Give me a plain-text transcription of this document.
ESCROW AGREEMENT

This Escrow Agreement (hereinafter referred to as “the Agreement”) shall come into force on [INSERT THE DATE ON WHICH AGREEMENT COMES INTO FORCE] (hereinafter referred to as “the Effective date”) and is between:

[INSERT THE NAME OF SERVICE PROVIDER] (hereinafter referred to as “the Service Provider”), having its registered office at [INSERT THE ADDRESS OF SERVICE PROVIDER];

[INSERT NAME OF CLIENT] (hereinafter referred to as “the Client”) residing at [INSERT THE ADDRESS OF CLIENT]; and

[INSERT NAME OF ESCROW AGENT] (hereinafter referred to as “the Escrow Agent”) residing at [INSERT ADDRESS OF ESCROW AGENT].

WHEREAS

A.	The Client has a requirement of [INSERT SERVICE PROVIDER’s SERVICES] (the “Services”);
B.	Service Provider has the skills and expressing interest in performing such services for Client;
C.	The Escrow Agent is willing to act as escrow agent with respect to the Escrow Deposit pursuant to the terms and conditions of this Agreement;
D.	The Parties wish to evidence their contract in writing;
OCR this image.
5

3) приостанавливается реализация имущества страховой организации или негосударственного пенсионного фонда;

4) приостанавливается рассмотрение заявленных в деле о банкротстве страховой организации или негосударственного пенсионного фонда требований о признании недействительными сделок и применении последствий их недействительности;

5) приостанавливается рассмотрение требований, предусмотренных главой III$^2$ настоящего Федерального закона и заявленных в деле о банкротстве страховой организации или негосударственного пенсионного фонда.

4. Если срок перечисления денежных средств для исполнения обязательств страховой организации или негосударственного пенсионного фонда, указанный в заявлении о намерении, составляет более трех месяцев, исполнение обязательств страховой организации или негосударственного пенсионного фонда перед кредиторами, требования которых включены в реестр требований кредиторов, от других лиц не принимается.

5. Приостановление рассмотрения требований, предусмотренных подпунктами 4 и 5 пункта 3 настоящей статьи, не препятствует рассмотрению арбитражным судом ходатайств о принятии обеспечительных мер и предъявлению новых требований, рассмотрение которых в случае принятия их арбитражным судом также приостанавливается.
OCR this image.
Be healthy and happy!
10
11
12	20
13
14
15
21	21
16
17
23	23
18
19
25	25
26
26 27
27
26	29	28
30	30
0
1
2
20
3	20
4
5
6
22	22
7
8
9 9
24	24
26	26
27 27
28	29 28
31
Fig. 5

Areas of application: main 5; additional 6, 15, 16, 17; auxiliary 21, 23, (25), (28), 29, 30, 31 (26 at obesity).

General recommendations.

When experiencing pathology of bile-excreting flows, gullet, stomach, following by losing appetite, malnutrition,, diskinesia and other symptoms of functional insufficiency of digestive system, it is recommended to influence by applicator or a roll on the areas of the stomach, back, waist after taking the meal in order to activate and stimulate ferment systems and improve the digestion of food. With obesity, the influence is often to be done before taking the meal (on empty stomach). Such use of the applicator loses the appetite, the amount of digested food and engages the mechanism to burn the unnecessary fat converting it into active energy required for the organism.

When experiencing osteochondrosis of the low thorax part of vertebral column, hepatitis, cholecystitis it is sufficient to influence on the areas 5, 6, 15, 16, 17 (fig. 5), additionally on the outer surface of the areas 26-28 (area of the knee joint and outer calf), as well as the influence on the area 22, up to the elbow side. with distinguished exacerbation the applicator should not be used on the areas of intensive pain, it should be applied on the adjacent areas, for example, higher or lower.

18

+--

Required task:
From the listing, copy each line containing the word "Agent".

Solution to this exercise:
[INSERT NAME OF ESCROW AGENT] (hereinafter referred to as “the Escrow Agent”) residing at [INSERT ADDRESS OF ESCROW AGENT].
C.	The Escrow Agent is willing to act as escrow agent with respect to the Escrow Deposit pursuant to the terms and conditions of this Agreement;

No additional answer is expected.